## What to work on:
Extract each line of the records below that contains the word "Dollar".

## Given records:
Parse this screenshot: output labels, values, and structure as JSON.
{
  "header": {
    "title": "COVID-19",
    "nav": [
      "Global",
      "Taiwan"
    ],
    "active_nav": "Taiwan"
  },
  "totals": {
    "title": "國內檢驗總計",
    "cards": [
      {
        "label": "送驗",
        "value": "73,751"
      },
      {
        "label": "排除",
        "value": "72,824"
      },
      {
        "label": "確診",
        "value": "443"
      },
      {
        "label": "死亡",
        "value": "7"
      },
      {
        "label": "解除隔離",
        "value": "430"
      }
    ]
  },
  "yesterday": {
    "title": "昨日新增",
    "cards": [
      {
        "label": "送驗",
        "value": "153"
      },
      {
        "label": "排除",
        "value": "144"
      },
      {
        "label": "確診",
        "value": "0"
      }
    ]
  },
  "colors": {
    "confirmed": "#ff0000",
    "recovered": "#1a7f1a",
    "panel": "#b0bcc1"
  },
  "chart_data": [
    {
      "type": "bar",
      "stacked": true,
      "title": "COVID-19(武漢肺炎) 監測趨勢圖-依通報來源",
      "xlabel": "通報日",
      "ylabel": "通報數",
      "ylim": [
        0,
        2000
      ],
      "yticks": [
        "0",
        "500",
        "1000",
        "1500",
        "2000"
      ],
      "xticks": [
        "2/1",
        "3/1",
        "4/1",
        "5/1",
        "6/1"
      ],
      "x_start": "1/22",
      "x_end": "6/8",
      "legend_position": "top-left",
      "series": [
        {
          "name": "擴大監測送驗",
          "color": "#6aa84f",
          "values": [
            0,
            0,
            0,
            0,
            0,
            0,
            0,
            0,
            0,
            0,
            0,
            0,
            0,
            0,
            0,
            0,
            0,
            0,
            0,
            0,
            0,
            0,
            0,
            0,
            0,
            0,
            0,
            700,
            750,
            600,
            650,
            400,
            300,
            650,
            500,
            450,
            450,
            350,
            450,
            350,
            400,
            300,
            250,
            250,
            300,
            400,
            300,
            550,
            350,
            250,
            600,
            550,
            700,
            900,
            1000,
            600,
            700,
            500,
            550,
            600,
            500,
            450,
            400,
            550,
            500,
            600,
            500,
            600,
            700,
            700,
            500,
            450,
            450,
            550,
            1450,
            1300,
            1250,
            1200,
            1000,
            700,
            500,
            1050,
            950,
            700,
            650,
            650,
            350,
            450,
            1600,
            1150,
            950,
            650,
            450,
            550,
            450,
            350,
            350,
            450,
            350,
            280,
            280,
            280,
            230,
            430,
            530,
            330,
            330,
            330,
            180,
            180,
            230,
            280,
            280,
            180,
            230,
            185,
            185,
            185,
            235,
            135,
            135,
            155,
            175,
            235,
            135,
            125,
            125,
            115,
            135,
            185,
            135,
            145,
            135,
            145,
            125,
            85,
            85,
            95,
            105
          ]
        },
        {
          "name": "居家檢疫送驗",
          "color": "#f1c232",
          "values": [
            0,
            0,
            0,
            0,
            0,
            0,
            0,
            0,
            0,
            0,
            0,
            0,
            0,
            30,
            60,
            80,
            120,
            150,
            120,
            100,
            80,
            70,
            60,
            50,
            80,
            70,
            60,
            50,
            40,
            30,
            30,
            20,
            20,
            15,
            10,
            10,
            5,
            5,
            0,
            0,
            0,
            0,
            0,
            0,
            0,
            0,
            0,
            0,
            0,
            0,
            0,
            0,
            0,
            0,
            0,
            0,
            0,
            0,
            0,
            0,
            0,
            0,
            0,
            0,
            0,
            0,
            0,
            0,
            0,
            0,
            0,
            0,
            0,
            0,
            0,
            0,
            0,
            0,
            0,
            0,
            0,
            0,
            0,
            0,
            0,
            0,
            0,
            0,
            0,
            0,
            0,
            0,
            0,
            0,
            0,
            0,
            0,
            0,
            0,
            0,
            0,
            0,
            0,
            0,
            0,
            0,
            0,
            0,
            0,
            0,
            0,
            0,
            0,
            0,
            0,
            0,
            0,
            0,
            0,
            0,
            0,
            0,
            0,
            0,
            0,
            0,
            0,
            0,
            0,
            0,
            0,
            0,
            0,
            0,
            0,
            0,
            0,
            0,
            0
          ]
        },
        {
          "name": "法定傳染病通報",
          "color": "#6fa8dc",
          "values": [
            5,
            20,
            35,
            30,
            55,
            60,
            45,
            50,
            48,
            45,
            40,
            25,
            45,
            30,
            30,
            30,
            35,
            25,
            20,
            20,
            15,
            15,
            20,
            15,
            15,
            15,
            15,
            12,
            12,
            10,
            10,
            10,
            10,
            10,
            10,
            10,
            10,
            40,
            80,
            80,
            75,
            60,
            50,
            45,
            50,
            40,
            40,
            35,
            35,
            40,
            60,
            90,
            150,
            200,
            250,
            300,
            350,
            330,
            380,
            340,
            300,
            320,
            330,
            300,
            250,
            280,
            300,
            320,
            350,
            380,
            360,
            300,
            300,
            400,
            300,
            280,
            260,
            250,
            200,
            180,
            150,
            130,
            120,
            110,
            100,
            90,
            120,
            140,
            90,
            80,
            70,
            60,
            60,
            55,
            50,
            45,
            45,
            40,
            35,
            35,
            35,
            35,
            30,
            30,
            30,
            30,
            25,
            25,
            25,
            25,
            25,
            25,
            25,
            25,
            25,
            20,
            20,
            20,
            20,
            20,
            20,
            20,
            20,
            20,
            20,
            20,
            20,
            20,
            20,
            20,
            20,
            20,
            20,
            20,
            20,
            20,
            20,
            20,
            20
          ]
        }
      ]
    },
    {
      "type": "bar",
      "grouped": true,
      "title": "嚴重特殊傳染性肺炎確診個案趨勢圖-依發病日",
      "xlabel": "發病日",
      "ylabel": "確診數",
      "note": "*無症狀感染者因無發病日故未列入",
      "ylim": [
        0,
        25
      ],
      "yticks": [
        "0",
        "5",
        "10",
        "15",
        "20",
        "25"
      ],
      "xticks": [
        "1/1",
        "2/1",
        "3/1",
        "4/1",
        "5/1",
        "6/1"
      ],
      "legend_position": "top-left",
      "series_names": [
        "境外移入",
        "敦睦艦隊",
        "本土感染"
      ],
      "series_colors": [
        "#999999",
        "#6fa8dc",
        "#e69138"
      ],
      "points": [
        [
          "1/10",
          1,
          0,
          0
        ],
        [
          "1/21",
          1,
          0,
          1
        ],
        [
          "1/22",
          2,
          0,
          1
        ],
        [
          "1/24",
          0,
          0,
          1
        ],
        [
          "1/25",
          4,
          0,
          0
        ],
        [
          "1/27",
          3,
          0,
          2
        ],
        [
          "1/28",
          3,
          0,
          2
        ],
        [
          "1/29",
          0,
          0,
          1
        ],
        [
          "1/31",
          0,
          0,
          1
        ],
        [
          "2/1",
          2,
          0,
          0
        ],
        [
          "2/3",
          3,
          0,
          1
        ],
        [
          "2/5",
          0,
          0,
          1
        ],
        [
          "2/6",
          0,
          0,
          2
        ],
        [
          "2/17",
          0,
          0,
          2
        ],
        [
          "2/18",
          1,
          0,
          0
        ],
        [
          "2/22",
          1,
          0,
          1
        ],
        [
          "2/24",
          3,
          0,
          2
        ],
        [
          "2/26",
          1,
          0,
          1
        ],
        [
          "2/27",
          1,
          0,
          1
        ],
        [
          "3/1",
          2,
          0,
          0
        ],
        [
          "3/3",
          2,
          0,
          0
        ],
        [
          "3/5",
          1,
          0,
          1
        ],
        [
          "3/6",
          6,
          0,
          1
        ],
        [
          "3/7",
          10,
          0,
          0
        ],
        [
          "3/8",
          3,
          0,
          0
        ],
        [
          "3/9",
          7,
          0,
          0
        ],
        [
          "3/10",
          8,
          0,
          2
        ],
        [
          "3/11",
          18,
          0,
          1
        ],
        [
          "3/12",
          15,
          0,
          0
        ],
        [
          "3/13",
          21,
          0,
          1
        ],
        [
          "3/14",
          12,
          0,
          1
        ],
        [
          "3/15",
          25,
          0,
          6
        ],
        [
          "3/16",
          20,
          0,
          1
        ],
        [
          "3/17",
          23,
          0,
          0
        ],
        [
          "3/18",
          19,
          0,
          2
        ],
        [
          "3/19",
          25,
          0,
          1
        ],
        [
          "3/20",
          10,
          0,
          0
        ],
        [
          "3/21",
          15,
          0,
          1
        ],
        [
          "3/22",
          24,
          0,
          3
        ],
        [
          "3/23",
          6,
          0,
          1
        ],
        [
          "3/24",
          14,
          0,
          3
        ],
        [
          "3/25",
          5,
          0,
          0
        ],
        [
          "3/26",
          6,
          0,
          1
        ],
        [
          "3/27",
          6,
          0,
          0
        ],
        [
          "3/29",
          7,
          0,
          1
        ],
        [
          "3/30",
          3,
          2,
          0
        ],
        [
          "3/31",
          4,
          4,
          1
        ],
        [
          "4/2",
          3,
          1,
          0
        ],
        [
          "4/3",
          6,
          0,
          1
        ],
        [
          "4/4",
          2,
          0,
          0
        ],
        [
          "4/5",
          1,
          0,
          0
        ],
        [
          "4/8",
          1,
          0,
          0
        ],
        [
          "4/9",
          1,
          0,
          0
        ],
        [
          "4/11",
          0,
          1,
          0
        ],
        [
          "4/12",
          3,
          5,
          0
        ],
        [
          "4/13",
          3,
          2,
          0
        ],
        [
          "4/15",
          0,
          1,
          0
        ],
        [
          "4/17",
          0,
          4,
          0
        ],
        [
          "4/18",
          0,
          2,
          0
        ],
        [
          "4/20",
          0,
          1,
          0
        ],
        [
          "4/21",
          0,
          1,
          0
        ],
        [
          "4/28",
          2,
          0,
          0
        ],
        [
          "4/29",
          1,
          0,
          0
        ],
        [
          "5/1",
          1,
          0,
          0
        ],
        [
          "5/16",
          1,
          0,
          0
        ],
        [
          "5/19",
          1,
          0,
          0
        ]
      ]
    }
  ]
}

---

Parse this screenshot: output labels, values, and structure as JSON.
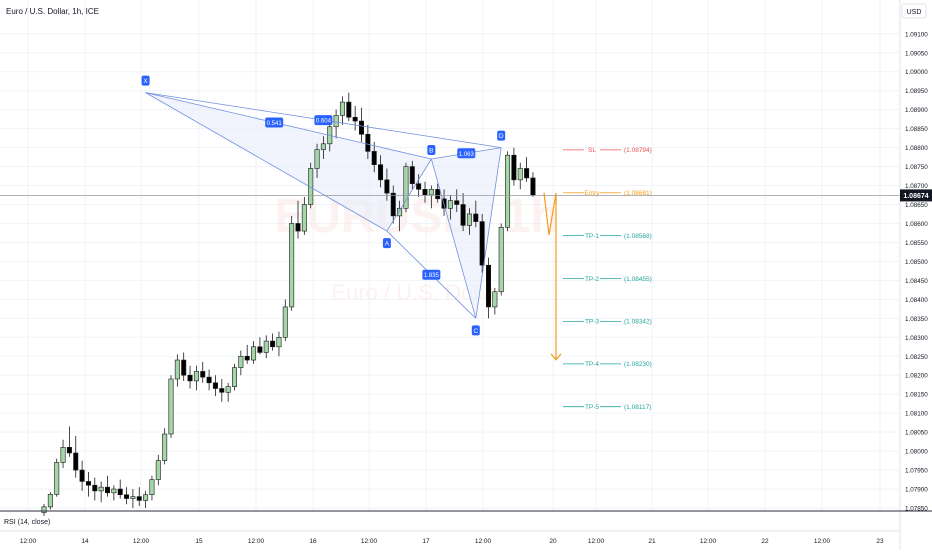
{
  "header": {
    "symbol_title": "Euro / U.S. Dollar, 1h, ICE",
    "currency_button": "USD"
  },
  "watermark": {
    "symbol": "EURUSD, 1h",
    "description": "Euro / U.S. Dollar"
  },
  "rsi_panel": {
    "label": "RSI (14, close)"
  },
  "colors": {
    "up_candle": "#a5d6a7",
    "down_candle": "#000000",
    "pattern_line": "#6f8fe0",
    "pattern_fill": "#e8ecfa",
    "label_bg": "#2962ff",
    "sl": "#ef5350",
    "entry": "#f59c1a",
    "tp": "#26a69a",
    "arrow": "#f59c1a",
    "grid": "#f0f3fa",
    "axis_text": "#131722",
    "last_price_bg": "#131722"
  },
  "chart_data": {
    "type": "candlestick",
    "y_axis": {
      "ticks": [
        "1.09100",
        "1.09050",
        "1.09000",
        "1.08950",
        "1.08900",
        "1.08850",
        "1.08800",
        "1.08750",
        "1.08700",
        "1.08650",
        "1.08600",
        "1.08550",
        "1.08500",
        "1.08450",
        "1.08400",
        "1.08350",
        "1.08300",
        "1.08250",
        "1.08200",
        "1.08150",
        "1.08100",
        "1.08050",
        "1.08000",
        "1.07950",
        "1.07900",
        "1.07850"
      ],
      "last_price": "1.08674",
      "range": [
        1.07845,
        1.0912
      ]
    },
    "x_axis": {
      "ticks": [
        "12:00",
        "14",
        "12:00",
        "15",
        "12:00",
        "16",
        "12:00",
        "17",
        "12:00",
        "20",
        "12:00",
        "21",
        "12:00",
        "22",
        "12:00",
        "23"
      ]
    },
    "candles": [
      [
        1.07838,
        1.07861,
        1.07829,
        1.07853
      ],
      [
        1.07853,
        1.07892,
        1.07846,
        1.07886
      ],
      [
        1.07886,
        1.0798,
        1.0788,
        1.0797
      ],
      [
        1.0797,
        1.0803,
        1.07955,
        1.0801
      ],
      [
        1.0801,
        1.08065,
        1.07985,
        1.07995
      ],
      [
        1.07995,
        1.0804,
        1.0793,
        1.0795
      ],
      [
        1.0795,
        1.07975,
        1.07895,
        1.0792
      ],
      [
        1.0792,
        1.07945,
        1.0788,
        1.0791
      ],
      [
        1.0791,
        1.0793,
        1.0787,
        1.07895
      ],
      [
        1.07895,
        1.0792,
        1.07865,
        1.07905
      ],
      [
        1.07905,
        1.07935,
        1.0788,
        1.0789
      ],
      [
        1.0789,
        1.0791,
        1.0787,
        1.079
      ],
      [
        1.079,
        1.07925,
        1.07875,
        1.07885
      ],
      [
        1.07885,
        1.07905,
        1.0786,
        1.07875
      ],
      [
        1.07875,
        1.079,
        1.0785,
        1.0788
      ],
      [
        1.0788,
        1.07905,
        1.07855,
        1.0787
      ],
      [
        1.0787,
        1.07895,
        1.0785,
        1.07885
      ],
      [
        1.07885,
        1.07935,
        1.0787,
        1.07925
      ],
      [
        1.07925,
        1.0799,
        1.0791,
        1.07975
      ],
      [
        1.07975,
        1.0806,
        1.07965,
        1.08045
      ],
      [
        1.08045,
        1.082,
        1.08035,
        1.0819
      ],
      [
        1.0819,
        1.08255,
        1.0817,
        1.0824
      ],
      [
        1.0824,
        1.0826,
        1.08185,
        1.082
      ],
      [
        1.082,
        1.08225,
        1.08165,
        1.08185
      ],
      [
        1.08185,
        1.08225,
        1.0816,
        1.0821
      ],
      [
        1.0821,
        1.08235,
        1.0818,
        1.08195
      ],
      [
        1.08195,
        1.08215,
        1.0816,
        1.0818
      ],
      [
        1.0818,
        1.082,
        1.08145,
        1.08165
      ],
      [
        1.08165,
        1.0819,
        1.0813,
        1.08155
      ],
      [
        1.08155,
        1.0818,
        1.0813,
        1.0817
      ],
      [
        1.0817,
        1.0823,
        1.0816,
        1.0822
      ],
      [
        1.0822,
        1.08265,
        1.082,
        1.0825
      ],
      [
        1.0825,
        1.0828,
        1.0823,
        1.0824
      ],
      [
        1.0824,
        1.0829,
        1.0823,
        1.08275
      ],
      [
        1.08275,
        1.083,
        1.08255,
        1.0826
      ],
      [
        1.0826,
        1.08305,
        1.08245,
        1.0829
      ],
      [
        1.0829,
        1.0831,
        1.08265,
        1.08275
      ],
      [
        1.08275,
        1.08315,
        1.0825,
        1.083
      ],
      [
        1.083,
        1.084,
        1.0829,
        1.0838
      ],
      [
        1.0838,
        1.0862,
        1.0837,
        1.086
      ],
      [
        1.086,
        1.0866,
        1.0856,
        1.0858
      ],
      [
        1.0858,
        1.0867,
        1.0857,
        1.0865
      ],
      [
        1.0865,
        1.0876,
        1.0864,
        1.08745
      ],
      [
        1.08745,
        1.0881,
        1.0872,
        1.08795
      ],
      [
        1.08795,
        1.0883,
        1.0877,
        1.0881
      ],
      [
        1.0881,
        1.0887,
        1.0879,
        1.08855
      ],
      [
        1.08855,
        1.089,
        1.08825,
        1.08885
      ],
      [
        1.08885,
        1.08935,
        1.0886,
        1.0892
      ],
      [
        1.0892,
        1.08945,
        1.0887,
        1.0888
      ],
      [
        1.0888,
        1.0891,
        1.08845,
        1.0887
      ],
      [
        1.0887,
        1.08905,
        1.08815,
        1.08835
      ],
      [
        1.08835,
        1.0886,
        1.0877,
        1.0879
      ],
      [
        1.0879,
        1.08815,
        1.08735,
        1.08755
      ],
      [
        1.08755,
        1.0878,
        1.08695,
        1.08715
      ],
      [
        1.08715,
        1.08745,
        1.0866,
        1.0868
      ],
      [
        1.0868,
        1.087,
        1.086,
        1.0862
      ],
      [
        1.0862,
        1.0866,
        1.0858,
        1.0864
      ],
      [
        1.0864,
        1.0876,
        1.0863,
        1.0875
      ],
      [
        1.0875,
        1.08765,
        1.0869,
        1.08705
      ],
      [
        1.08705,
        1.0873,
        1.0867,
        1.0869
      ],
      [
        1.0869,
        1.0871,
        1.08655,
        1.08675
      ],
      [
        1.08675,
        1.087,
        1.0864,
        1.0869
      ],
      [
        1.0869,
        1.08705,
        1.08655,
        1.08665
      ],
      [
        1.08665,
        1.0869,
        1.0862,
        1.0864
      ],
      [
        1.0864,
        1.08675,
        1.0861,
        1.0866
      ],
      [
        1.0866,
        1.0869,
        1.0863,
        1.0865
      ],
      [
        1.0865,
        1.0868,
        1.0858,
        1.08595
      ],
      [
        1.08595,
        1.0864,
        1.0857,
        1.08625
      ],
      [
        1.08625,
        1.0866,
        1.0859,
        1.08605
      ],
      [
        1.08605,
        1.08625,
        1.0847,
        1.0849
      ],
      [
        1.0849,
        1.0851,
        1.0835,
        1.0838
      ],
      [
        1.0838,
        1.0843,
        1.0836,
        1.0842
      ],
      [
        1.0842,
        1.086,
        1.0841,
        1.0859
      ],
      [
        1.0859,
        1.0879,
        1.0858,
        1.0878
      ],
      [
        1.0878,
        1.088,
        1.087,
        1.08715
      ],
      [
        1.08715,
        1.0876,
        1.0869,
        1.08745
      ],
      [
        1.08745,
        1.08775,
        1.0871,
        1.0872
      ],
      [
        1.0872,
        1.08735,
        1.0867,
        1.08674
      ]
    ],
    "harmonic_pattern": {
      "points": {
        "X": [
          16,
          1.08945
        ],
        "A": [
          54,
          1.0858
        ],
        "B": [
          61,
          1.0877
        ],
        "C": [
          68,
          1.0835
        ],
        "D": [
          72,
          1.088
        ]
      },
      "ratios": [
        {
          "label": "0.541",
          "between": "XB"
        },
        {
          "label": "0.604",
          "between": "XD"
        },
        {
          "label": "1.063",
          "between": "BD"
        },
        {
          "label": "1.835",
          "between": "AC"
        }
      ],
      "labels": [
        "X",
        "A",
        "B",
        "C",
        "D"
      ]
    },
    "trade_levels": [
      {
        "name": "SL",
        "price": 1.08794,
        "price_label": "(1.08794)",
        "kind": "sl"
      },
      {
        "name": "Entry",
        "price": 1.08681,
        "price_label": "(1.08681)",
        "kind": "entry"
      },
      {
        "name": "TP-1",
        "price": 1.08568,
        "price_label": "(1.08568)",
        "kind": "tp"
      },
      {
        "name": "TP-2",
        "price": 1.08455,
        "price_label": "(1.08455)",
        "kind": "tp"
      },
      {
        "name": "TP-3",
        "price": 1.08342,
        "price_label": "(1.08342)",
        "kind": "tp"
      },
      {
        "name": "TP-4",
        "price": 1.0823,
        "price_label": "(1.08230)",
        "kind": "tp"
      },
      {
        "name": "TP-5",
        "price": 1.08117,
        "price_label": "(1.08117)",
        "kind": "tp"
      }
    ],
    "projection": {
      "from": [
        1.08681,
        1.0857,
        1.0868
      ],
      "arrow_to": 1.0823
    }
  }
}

## Complete answer:
    "symbol_title": "Euro / U.S. Dollar, 1h, ICE",
    "description": "Euro / U.S. Dollar"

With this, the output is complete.